== YOUR TASK ==
Return the whole listing, keeping every character the same.

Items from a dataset
-*-*-

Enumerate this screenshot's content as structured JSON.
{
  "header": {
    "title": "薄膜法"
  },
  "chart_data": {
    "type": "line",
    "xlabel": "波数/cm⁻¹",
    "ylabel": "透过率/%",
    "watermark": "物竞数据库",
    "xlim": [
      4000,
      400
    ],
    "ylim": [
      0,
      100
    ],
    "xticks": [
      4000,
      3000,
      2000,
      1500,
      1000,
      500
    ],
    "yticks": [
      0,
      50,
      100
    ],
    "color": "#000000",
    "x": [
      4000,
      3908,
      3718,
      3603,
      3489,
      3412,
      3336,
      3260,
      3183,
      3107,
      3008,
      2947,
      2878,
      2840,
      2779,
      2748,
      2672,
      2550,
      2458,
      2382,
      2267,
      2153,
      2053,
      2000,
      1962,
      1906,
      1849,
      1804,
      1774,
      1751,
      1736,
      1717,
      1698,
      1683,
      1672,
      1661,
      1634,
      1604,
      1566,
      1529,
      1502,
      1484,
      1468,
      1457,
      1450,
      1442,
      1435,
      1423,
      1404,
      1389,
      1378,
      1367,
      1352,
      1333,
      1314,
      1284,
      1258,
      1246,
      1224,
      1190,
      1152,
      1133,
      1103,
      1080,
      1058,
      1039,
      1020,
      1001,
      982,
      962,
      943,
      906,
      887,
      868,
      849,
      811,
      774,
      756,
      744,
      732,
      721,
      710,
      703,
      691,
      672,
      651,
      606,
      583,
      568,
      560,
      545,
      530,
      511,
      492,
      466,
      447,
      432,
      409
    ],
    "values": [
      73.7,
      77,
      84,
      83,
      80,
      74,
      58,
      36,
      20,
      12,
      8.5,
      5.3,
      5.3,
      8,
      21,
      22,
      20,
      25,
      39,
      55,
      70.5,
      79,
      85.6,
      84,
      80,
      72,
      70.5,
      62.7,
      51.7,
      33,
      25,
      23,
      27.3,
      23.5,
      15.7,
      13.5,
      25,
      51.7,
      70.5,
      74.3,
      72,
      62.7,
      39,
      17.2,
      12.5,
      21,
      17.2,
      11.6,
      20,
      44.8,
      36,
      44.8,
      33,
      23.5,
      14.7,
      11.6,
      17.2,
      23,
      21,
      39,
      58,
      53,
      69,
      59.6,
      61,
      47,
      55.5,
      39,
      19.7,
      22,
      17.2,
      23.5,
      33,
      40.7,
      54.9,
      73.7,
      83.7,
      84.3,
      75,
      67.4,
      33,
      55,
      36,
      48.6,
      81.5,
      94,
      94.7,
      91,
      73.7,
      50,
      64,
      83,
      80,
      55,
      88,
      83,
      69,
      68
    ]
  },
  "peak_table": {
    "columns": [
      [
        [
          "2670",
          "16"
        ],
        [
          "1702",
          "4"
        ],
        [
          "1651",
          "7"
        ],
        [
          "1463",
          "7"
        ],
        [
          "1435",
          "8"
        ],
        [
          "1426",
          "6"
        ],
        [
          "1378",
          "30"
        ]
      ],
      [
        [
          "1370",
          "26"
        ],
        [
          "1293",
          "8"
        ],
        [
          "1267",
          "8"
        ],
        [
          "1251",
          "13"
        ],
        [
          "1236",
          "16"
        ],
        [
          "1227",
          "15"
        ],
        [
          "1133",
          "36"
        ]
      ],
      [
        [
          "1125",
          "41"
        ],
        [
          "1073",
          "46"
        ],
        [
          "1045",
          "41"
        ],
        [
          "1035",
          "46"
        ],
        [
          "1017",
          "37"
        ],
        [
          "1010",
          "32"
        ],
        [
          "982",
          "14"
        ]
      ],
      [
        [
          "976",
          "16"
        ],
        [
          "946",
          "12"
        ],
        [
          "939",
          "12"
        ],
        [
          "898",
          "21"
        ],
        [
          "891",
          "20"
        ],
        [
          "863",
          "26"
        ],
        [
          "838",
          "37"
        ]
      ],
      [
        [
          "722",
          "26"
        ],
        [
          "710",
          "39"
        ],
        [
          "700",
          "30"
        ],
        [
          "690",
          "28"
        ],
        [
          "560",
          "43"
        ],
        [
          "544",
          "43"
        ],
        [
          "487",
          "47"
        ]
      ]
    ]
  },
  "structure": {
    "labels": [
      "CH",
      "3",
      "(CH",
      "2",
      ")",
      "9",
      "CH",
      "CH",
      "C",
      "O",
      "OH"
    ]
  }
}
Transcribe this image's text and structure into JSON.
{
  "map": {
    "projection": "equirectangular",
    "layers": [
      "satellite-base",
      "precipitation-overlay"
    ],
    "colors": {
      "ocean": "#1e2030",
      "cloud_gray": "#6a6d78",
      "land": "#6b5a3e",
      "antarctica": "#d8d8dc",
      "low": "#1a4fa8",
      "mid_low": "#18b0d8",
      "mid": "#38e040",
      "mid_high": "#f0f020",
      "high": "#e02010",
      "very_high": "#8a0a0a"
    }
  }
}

-*-*-

== EXERCISE RESULT ==
Enumerate this screenshot's content as structured JSON.
{
  "header": {
    "title": "薄膜法"
  },
  "chart_data": {
    "type": "line",
    "xlabel": "波数/cm⁻¹",
    "ylabel": "透过率/%",
    "watermark": "物竞数据库",
    "xlim": [
      4000,
      400
    ],
    "ylim": [
      0,
      100
    ],
    "xticks": [
      4000,
      3000,
      2000,
      1500,
      1000,
      500
    ],
    "yticks": [
      0,
      50,
      100
    ],
    "color": "#000000",
    "x": [
      4000,
      3908,
      3718,
      3603,
      3489,
      3412,
      3336,
      3260,
      3183,
      3107,
      3008,
      2947,
      2878,
      2840,
      2779,
      2748,
      2672,
      2550,
      2458,
      2382,
      2267,
      2153,
      2053,
      2000,
      1962,
      1906,
      1849,
      1804,
      1774,
      1751,
      1736,
      1717,
      1698,
      1683,
      1672,
      1661,
      1634,
      1604,
      1566,
      1529,
      1502,
      1484,
      1468,
      1457,
      1450,
      1442,
      1435,
      1423,
      1404,
      1389,
      1378,
      1367,
      1352,
      1333,
      1314,
      1284,
      1258,
      1246,
      1224,
      1190,
      1152,
      1133,
      1103,
      1080,
      1058,
      1039,
      1020,
      1001,
      982,
      962,
      943,
      906,
      887,
      868,
      849,
      811,
      774,
      756,
      744,
      732,
      721,
      710,
      703,
      691,
      672,
      651,
      606,
      583,
      568,
      560,
      545,
      530,
      511,
      492,
      466,
      447,
      432,
      409
    ],
    "values": [
      73.7,
      77,
      84,
      83,
      80,
      74,
      58,
      36,
      20,
      12,
      8.5,
      5.3,
      5.3,
      8,
      21,
      22,
      20,
      25,
      39,
      55,
      70.5,
      79,
      85.6,
      84,
      80,
      72,
      70.5,
      62.7,
      51.7,
      33,
      25,
      23,
      27.3,
      23.5,
      15.7,
      13.5,
      25,
      51.7,
      70.5,
      74.3,
      72,
      62.7,
      39,
      17.2,
      12.5,
      21,
      17.2,
      11.6,
      20,
      44.8,
      36,
      44.8,
      33,
      23.5,
      14.7,
      11.6,
      17.2,
      23,
      21,
      39,
      58,
      53,
      69,
      59.6,
      61,
      47,
      55.5,
      39,
      19.7,
      22,
      17.2,
      23.5,
      33,
      40.7,
      54.9,
      73.7,
      83.7,
      84.3,
      75,
      67.4,
      33,
      55,
      36,
      48.6,
      81.5,
      94,
      94.7,
      91,
      73.7,
      50,
      64,
      83,
      80,
      55,
      88,
      83,
      69,
      68
    ]
  },
  "peak_table": {
    "columns": [
      [
        [
          "2670",
          "16"
        ],
        [
          "1702",
          "4"
        ],
        [
          "1651",
          "7"
        ],
        [
          "1463",
          "7"
        ],
        [
          "1435",
          "8"
        ],
        [
          "1426",
          "6"
        ],
        [
          "1378",
          "30"
        ]
      ],
      [
        [
          "1370",
          "26"
        ],
        [
          "1293",
          "8"
        ],
        [
          "1267",
          "8"
        ],
        [
          "1251",
          "13"
        ],
        [
          "1236",
          "16"
        ],
        [
          "1227",
          "15"
        ],
        [
          "1133",
          "36"
        ]
      ],
      [
        [
          "1125",
          "41"
        ],
        [
          "1073",
          "46"
        ],
        [
          "1045",
          "41"
        ],
        [
          "1035",
          "46"
        ],
        [
          "1017",
          "37"
        ],
        [
          "1010",
          "32"
        ],
        [
          "982",
          "14"
        ]
      ],
      [
        [
          "976",
          "16"
        ],
        [
          "946",
          "12"
        ],
        [
          "939",
          "12"
        ],
        [
          "898",
          "21"
        ],
        [
          "891",
          "20"
        ],
        [
          "863",
          "26"
        ],
        [
          "838",
          "37"
        ]
      ],
      [
        [
          "722",
          "26"
        ],
        [
          "710",
          "39"
        ],
        [
          "700",
          "30"
        ],
        [
          "690",
          "28"
        ],
        [
          "560",
          "43"
        ],
        [
          "544",
          "43"
        ],
        [
          "487",
          "47"
        ]
      ]
    ]
  },
  "structure": {
    "labels": [
      "CH",
      "3",
      "(CH",
      "2",
      ")",
      "9",
      "CH",
      "CH",
      "C",
      "O",
      "OH"
    ]
  }
}
Transcribe this image's text and structure into JSON.
{
  "map": {
    "projection": "equirectangular",
    "layers": [
      "satellite-base",
      "precipitation-overlay"
    ],
    "colors": {
      "ocean": "#1e2030",
      "cloud_gray": "#6a6d78",
      "land": "#6b5a3e",
      "antarctica": "#d8d8dc",
      "low": "#1a4fa8",
      "mid_low": "#18b0d8",
      "mid": "#38e040",
      "mid_high": "#f0f020",
      "high": "#e02010",
      "very_high": "#8a0a0a"
    }
  }
}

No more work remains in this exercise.